Within the material below, find each line bearing the word "heroes" and present it.
## start SUPPLIED DATA
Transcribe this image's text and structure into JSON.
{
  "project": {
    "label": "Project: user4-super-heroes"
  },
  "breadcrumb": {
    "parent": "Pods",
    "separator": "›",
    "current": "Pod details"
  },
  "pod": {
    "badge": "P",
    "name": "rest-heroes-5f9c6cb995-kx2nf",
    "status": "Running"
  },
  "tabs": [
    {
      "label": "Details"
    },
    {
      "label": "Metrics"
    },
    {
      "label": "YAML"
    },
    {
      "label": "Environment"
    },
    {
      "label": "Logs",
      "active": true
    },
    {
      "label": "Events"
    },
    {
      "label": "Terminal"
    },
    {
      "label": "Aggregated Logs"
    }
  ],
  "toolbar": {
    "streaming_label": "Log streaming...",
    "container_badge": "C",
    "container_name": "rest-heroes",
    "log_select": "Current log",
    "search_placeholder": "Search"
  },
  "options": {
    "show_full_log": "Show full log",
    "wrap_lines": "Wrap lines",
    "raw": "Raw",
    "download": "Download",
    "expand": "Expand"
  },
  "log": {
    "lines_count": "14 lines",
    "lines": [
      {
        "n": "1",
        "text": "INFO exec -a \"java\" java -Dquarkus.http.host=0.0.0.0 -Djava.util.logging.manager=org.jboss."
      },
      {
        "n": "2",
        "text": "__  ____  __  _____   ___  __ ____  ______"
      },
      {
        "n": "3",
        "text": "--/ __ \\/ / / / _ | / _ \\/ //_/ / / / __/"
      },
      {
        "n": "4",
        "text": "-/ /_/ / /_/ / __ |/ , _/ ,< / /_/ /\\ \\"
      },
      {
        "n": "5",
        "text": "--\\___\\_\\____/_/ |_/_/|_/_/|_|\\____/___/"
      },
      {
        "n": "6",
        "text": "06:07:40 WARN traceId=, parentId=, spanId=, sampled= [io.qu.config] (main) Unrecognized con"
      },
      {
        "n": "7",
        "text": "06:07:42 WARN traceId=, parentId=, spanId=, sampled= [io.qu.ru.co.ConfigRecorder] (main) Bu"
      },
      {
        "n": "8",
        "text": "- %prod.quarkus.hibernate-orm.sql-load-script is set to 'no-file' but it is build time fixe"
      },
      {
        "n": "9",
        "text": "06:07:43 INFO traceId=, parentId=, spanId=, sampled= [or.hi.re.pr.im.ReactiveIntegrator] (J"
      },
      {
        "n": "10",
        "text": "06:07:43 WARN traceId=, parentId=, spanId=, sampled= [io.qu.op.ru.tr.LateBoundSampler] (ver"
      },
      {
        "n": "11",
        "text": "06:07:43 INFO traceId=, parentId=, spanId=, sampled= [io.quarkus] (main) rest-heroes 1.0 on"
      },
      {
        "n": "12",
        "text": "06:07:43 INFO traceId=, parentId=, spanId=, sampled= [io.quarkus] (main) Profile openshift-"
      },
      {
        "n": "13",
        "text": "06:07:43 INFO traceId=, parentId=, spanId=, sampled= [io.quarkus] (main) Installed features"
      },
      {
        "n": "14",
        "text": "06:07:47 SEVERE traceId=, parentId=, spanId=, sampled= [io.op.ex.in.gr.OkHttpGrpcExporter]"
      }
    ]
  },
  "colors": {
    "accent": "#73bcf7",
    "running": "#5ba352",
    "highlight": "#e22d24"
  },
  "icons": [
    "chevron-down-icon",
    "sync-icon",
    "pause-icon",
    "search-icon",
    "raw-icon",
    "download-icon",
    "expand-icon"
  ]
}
## end SUPPLIED DATA
▶ _OUTPUT FOR THIS EXERCISE_:
    "label": "Project: user4-super-heroes"
    "name": "rest-heroes-5f9c6cb995-kx2nf",
    "container_name": "rest-heroes",
        "text": "06:07:43 INFO traceId=, parentId=, spanId=, sampled= [io.quarkus] (main) rest-heroes 1.0 on"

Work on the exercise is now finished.